Task details: A faithful transcription of all the data is required.
□ □ □ □ □
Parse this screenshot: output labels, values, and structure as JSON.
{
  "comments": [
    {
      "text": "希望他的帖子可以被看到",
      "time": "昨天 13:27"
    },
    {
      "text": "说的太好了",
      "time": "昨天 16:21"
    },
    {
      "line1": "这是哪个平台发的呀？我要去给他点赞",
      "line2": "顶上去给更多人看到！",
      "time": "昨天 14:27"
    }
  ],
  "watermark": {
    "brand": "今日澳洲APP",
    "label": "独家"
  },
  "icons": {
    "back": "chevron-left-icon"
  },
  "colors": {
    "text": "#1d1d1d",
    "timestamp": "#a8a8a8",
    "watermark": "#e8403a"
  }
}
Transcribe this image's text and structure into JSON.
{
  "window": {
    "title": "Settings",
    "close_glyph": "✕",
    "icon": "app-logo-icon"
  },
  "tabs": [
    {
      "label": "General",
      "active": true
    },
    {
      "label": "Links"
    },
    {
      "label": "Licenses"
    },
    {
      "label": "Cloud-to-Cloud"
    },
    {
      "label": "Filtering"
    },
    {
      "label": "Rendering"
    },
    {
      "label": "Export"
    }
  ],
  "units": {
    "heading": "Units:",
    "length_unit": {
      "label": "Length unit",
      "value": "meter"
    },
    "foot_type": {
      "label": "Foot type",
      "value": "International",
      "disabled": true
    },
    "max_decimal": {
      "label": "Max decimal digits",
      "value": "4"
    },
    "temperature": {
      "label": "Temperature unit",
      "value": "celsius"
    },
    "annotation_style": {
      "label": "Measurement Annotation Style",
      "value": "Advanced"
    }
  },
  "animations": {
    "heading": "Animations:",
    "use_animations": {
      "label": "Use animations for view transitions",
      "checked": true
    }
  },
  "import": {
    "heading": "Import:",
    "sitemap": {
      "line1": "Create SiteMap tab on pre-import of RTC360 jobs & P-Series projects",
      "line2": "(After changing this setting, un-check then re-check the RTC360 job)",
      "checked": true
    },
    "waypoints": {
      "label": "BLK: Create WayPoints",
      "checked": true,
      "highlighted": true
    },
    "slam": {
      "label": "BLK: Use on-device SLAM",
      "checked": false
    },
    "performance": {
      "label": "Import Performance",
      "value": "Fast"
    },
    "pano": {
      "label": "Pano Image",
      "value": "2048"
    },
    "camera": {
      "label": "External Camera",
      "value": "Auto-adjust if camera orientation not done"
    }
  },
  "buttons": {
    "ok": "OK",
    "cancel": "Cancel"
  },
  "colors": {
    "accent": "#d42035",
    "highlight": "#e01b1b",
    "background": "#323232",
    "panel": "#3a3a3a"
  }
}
□ □ □ □ □
Written answer:
Parse this screenshot: output labels, values, and structure as JSON.
{
  "comments": [
    {
      "text": "希望他的帖子可以被看到",
      "time": "昨天 13:27"
    },
    {
      "text": "说的太好了",
      "time": "昨天 16:21"
    },
    {
      "line1": "这是哪个平台发的呀？我要去给他点赞",
      "line2": "顶上去给更多人看到！",
      "time": "昨天 14:27"
    }
  ],
  "watermark": {
    "brand": "今日澳洲APP",
    "label": "独家"
  },
  "icons": {
    "back": "chevron-left-icon"
  },
  "colors": {
    "text": "#1d1d1d",
    "timestamp": "#a8a8a8",
    "watermark": "#e8403a"
  }
}
Transcribe this image's text and structure into JSON.
{
  "window": {
    "title": "Settings",
    "close_glyph": "✕",
    "icon": "app-logo-icon"
  },
  "tabs": [
    {
      "label": "General",
      "active": true
    },
    {
      "label": "Links"
    },
    {
      "label": "Licenses"
    },
    {
      "label": "Cloud-to-Cloud"
    },
    {
      "label": "Filtering"
    },
    {
      "label": "Rendering"
    },
    {
      "label": "Export"
    }
  ],
  "units": {
    "heading": "Units:",
    "length_unit": {
      "label": "Length unit",
      "value": "meter"
    },
    "foot_type": {
      "label": "Foot type",
      "value": "International",
      "disabled": true
    },
    "max_decimal": {
      "label": "Max decimal digits",
      "value": "4"
    },
    "temperature": {
      "label": "Temperature unit",
      "value": "celsius"
    },
    "annotation_style": {
      "label": "Measurement Annotation Style",
      "value": "Advanced"
    }
  },
  "animations": {
    "heading": "Animations:",
    "use_animations": {
      "label": "Use animations for view transitions",
      "checked": true
    }
  },
  "import": {
    "heading": "Import:",
    "sitemap": {
      "line1": "Create SiteMap tab on pre-import of RTC360 jobs & P-Series projects",
      "line2": "(After changing this setting, un-check then re-check the RTC360 job)",
      "checked": true
    },
    "waypoints": {
      "label": "BLK: Create WayPoints",
      "checked": true,
      "highlighted": true
    },
    "slam": {
      "label": "BLK: Use on-device SLAM",
      "checked": false
    },
    "performance": {
      "label": "Import Performance",
      "value": "Fast"
    },
    "pano": {
      "label": "Pano Image",
      "value": "2048"
    },
    "camera": {
      "label": "External Camera",
      "value": "Auto-adjust if camera orientation not done"
    }
  },
  "buttons": {
    "ok": "OK",
    "cancel": "Cancel"
  },
  "colors": {
    "accent": "#d42035",
    "highlight": "#e01b1b",
    "background": "#323232",
    "panel": "#3a3a3a"
  }
}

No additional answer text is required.